(Collected data entries)
━━━━━━
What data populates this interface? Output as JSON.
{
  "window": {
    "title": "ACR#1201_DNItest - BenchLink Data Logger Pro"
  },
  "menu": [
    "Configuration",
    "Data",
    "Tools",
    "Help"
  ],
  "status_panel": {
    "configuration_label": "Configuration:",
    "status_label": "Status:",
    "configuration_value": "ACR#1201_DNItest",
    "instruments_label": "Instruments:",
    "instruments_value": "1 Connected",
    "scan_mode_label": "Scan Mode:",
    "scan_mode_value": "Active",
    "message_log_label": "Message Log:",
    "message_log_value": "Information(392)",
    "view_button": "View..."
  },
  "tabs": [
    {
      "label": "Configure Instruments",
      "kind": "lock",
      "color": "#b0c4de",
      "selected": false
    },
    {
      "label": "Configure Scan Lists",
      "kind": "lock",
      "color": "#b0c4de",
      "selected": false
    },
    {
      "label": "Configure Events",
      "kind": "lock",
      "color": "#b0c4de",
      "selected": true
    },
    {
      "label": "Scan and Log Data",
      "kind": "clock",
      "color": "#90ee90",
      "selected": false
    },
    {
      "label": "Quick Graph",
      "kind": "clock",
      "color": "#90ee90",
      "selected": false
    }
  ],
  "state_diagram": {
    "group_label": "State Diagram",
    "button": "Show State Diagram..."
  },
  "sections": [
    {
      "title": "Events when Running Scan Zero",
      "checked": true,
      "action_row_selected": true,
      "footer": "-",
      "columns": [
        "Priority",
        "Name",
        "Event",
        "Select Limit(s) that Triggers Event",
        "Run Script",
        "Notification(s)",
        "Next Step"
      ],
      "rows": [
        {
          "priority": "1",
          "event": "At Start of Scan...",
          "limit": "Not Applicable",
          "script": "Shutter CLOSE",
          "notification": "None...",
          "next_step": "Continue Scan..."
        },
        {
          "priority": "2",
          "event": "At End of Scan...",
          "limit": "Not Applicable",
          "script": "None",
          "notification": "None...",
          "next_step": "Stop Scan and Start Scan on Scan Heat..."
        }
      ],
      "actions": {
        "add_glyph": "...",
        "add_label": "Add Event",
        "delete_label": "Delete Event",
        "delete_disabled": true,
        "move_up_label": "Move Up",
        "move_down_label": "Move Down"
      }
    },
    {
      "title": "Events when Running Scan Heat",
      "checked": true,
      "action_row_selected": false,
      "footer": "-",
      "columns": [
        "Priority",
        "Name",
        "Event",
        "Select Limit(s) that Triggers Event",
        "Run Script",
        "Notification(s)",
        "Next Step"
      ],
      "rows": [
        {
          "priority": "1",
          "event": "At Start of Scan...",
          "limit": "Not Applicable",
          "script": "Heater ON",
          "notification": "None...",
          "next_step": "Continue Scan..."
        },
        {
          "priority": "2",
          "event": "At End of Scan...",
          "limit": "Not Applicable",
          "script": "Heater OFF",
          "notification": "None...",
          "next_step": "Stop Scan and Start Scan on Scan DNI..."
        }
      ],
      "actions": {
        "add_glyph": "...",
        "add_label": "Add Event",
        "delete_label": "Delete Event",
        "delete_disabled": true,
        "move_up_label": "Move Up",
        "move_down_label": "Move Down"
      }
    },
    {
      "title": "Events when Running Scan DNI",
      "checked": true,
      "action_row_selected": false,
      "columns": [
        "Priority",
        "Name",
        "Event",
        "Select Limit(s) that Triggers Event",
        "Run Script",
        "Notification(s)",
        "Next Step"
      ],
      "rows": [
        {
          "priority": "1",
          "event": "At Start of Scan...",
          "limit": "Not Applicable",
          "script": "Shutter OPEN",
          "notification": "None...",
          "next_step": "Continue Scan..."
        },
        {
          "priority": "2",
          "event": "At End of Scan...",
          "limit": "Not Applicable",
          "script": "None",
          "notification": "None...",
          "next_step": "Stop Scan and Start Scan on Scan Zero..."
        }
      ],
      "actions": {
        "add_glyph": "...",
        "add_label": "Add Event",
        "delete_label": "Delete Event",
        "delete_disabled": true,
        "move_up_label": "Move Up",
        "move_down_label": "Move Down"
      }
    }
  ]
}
━━━━━━
# Goal of the exercise:
Type out the full listing again, exactly as given.

# The reply:
What data populates this interface? Output as JSON.
{
  "window": {
    "title": "ACR#1201_DNItest - BenchLink Data Logger Pro"
  },
  "menu": [
    "Configuration",
    "Data",
    "Tools",
    "Help"
  ],
  "status_panel": {
    "configuration_label": "Configuration:",
    "status_label": "Status:",
    "configuration_value": "ACR#1201_DNItest",
    "instruments_label": "Instruments:",
    "instruments_value": "1 Connected",
    "scan_mode_label": "Scan Mode:",
    "scan_mode_value": "Active",
    "message_log_label": "Message Log:",
    "message_log_value": "Information(392)",
    "view_button": "View..."
  },
  "tabs": [
    {
      "label": "Configure Instruments",
      "kind": "lock",
      "color": "#b0c4de",
      "selected": false
    },
    {
      "label": "Configure Scan Lists",
      "kind": "lock",
      "color": "#b0c4de",
      "selected": false
    },
    {
      "label": "Configure Events",
      "kind": "lock",
      "color": "#b0c4de",
      "selected": true
    },
    {
      "label": "Scan and Log Data",
      "kind": "clock",
      "color": "#90ee90",
      "selected": false
    },
    {
      "label": "Quick Graph",
      "kind": "clock",
      "color": "#90ee90",
      "selected": false
    }
  ],
  "state_diagram": {
    "group_label": "State Diagram",
    "button": "Show State Diagram..."
  },
  "sections": [
    {
      "title": "Events when Running Scan Zero",
      "checked": true,
      "action_row_selected": true,
      "footer": "-",
      "columns": [
        "Priority",
        "Name",
        "Event",
        "Select Limit(s) that Triggers Event",
        "Run Script",
        "Notification(s)",
        "Next Step"
      ],
      "rows": [
        {
          "priority": "1",
          "event": "At Start of Scan...",
          "limit": "Not Applicable",
          "script": "Shutter CLOSE",
          "notification": "None...",
          "next_step": "Continue Scan..."
        },
        {
          "priority": "2",
          "event": "At End of Scan...",
          "limit": "Not Applicable",
          "script": "None",
          "notification": "None...",
          "next_step": "Stop Scan and Start Scan on Scan Heat..."
        }
      ],
      "actions": {
        "add_glyph": "...",
        "add_label": "Add Event",
        "delete_label": "Delete Event",
        "delete_disabled": true,
        "move_up_label": "Move Up",
        "move_down_label": "Move Down"
      }
    },
    {
      "title": "Events when Running Scan Heat",
      "checked": true,
      "action_row_selected": false,
      "footer": "-",
      "columns": [
        "Priority",
        "Name",
        "Event",
        "Select Limit(s) that Triggers Event",
        "Run Script",
        "Notification(s)",
        "Next Step"
      ],
      "rows": [
        {
          "priority": "1",
          "event": "At Start of Scan...",
          "limit": "Not Applicable",
          "script": "Heater ON",
          "notification": "None...",
          "next_step": "Continue Scan..."
        },
        {
          "priority": "2",
          "event": "At End of Scan...",
          "limit": "Not Applicable",
          "script": "Heater OFF",
          "notification": "None...",
          "next_step": "Stop Scan and Start Scan on Scan DNI..."
        }
      ],
      "actions": {
        "add_glyph": "...",
        "add_label": "Add Event",
        "delete_label": "Delete Event",
        "delete_disabled": true,
        "move_up_label": "Move Up",
        "move_down_label": "Move Down"
      }
    },
    {
      "title": "Events when Running Scan DNI",
      "checked": true,
      "action_row_selected": false,
      "columns": [
        "Priority",
        "Name",
        "Event",
        "Select Limit(s) that Triggers Event",
        "Run Script",
        "Notification(s)",
        "Next Step"
      ],
      "rows": [
        {
          "priority": "1",
          "event": "At Start of Scan...",
          "limit": "Not Applicable",
          "script": "Shutter OPEN",
          "notification": "None...",
          "next_step": "Continue Scan..."
        },
        {
          "priority": "2",
          "event": "At End of Scan...",
          "limit": "Not Applicable",
          "script": "None",
          "notification": "None...",
          "next_step": "Stop Scan and Start Scan on Scan Zero..."
        }
      ],
      "actions": {
        "add_glyph": "...",
        "add_label": "Add Event",
        "delete_label": "Delete Event",
        "delete_disabled": true,
        "move_up_label": "Move Up",
        "move_down_label": "Move Down"
      }
    }
  ]
}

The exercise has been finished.